**DATASET ENTRIES**
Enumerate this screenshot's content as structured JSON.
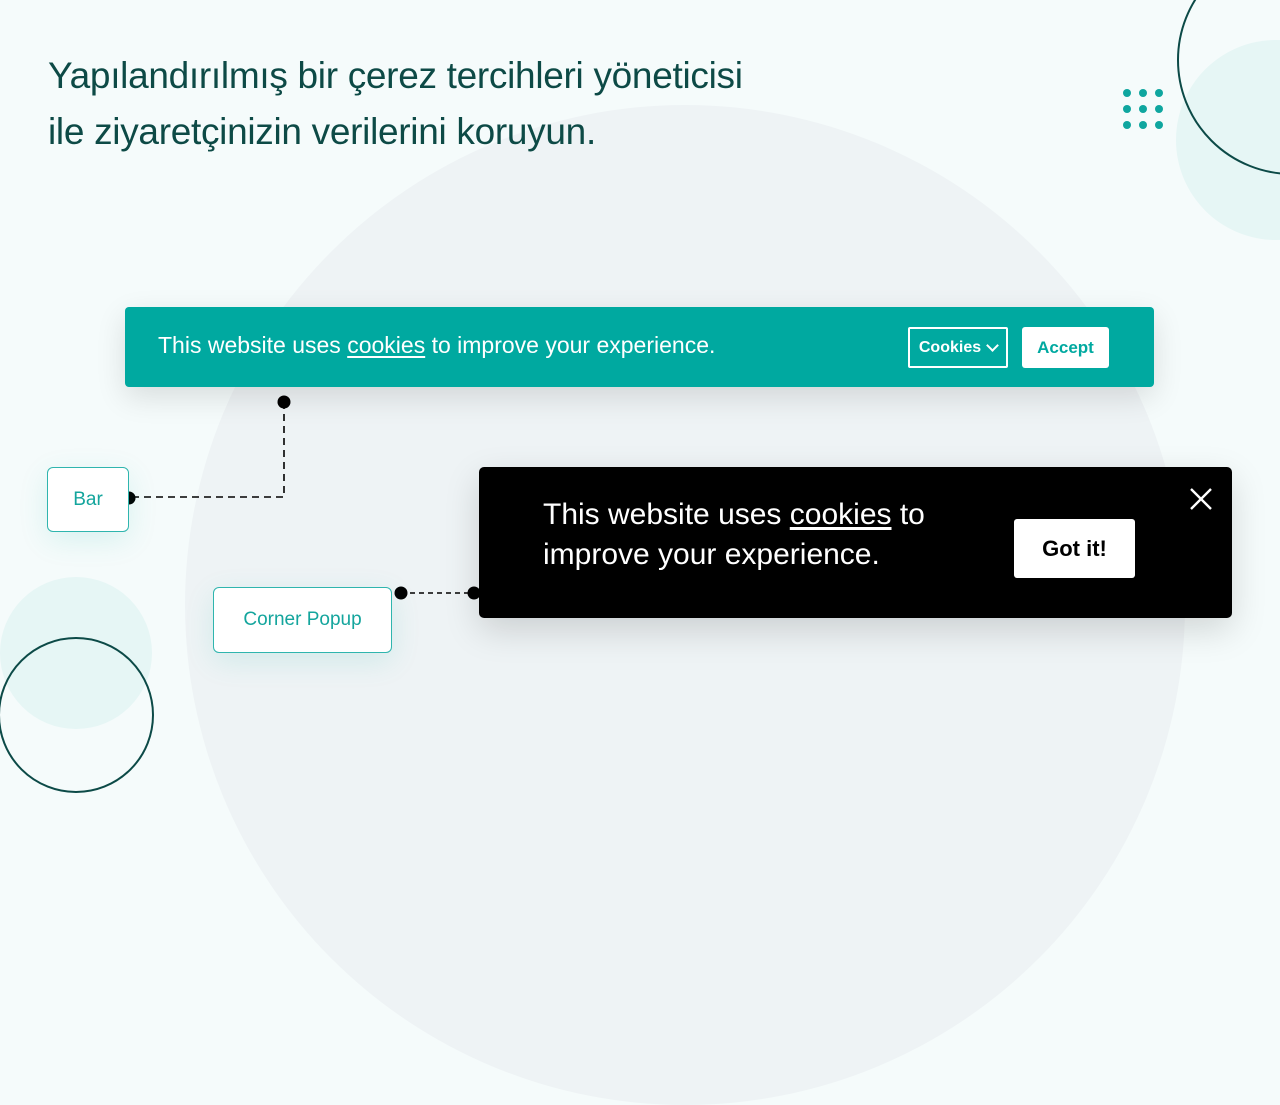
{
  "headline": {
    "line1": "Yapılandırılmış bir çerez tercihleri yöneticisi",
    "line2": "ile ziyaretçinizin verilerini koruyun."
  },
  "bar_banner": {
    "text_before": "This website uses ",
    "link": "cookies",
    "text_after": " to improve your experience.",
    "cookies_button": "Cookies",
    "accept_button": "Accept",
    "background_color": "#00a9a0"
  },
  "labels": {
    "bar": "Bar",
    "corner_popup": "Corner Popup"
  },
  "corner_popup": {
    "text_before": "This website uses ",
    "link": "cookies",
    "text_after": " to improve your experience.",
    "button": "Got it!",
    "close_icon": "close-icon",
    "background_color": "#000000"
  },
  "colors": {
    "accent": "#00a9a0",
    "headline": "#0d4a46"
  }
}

**OBJECTIVE**
Leave out the pictures and copy the rest of the material above exactly.

**RESULT OF THIS TASK**
Enumerate this screenshot's content as structured JSON.
{
  "headline": {
    "line1": "Yapılandırılmış bir çerez tercihleri yöneticisi",
    "line2": "ile ziyaretçinizin verilerini koruyun."
  },
  "bar_banner": {
    "text_before": "This website uses ",
    "link": "cookies",
    "text_after": " to improve your experience.",
    "cookies_button": "Cookies",
    "accept_button": "Accept",
    "background_color": "#00a9a0"
  },
  "labels": {
    "bar": "Bar",
    "corner_popup": "Corner Popup"
  },
  "corner_popup": {
    "text_before": "This website uses ",
    "link": "cookies",
    "text_after": " to improve your experience.",
    "button": "Got it!",
    "close_icon": "close-icon",
    "background_color": "#000000"
  },
  "colors": {
    "accent": "#00a9a0",
    "headline": "#0d4a46"
  }
}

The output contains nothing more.